Without the pictures, return each record as it appears.

+ + + + + + +

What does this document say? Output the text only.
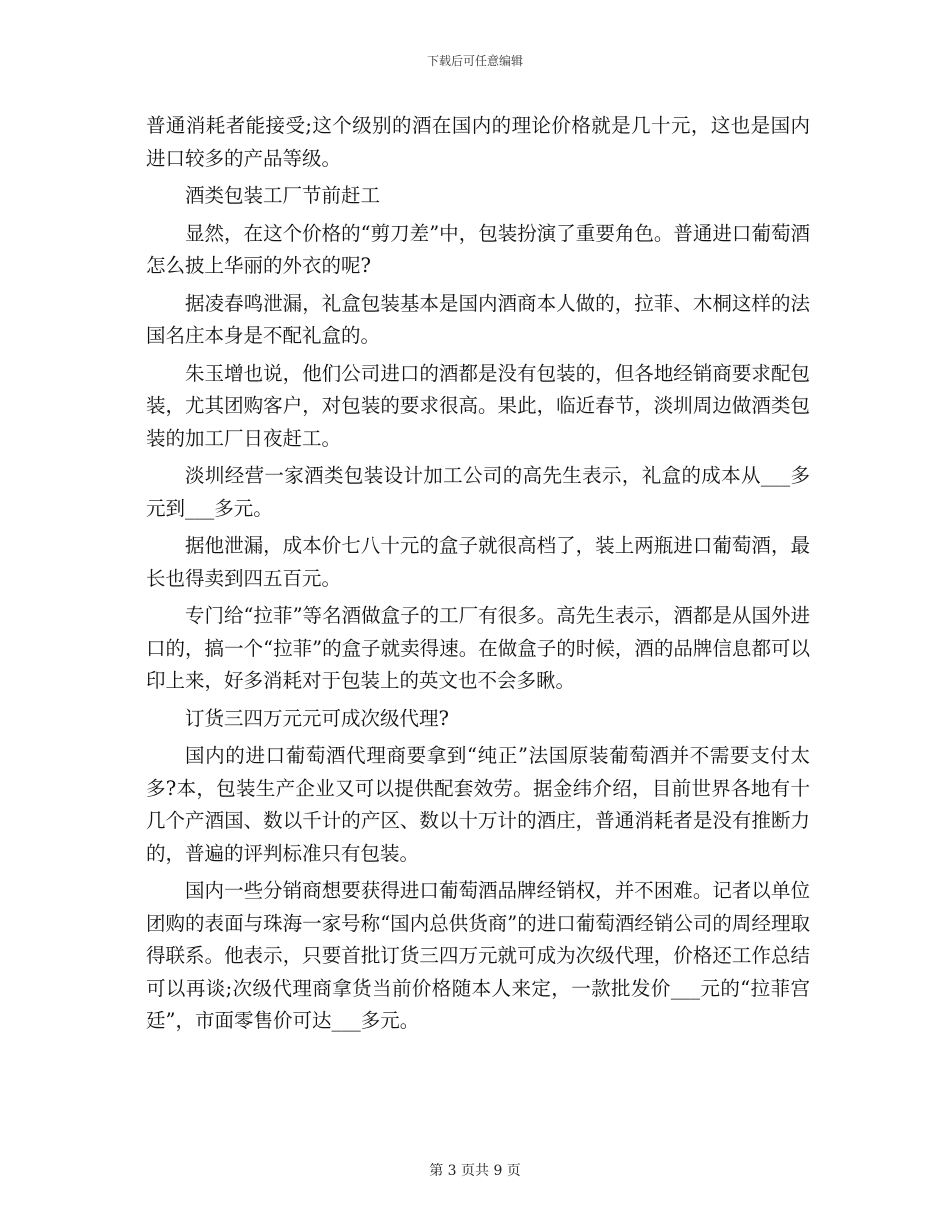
下载后可任意编辑

普通消耗者能接受;这个级别的酒在国内的理论价格就是几十元，这也是国内进口较多的产品等级。

酒类包装工厂节前赶工

显然，在这个价格的“剪刀差”中，包装扮演了重要角色。普通进口葡萄酒怎么披上华丽的外衣的呢?

据凌春鸣泄漏，礼盒包装基本是国内酒商本人做的，拉菲、木桐这样的法国名庄本身是不配礼盒的。

朱玉增也说，他们公司进口的酒都是没有包装的，但各地经销商要求配包装，尤其团购客户，对包装的要求很高。果此，临近春节，淡圳周边做酒类包装的加工厂日夜赶工。

淡圳经营一家酒类包装设计加工公司的高先生表示，礼盒的成本从___多元到___多元。

据他泄漏，成本价七八十元的盒子就很高档了，装上两瓶进口葡萄酒，最长也得卖到四五百元。

专门给“拉菲”等名酒做盒子的工厂有很多。高先生表示，酒都是从国外进口的，搞一个“拉菲”的盒子就卖得速。在做盒子的时候，酒的品牌信息都可以印上来，好多消耗对于包装上的英文也不会多瞅。

订货三四万元元可成次级代理?

国内的进口葡萄酒代理商要拿到“纯正”法国原装葡萄酒并不需要支付太多?本，包装生产企业又可以提供配套效劳。据金纬介绍，目前世界各地有十几个产酒国、数以千计的产区、数以十万计的酒庄，普通消耗者是没有推断力的，普遍的评判标准只有包装。

国内一些分销商想要获得进口葡萄酒品牌经销权，并不困难。记者以单位团购的表面与珠海一家号称“国内总供货商”的进口葡萄酒经销公司的周经理取得联系。他表示，只要首批订货三四万元就可成为次级代理，价格还工作总结可以再谈;次级代理商拿货当前价格随本人来定，一款批发价___元的“拉菲宫廷”，市面零售价可达___多元。

第 3 页共 9 页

+ + + + + + +

### Correct result:
What does this document say? Output the text only.
下载后可任意编辑

普通消耗者能接受;这个级别的酒在国内的理论价格就是几十元，这也是国内进口较多的产品等级。

酒类包装工厂节前赶工

显然，在这个价格的“剪刀差”中，包装扮演了重要角色。普通进口葡萄酒怎么披上华丽的外衣的呢?

据凌春鸣泄漏，礼盒包装基本是国内酒商本人做的，拉菲、木桐这样的法国名庄本身是不配礼盒的。

朱玉增也说，他们公司进口的酒都是没有包装的，但各地经销商要求配包装，尤其团购客户，对包装的要求很高。果此，临近春节，淡圳周边做酒类包装的加工厂日夜赶工。

淡圳经营一家酒类包装设计加工公司的高先生表示，礼盒的成本从___多元到___多元。

据他泄漏，成本价七八十元的盒子就很高档了，装上两瓶进口葡萄酒，最长也得卖到四五百元。

专门给“拉菲”等名酒做盒子的工厂有很多。高先生表示，酒都是从国外进口的，搞一个“拉菲”的盒子就卖得速。在做盒子的时候，酒的品牌信息都可以印上来，好多消耗对于包装上的英文也不会多瞅。

订货三四万元元可成次级代理?

国内的进口葡萄酒代理商要拿到“纯正”法国原装葡萄酒并不需要支付太多?本，包装生产企业又可以提供配套效劳。据金纬介绍，目前世界各地有十几个产酒国、数以千计的产区、数以十万计的酒庄，普通消耗者是没有推断力的，普遍的评判标准只有包装。

国内一些分销商想要获得进口葡萄酒品牌经销权，并不困难。记者以单位团购的表面与珠海一家号称“国内总供货商”的进口葡萄酒经销公司的周经理取得联系。他表示，只要首批订货三四万元就可成为次级代理，价格还工作总结可以再谈;次级代理商拿货当前价格随本人来定，一款批发价___元的“拉菲宫廷”，市面零售价可达___多元。

第 3 页共 9 页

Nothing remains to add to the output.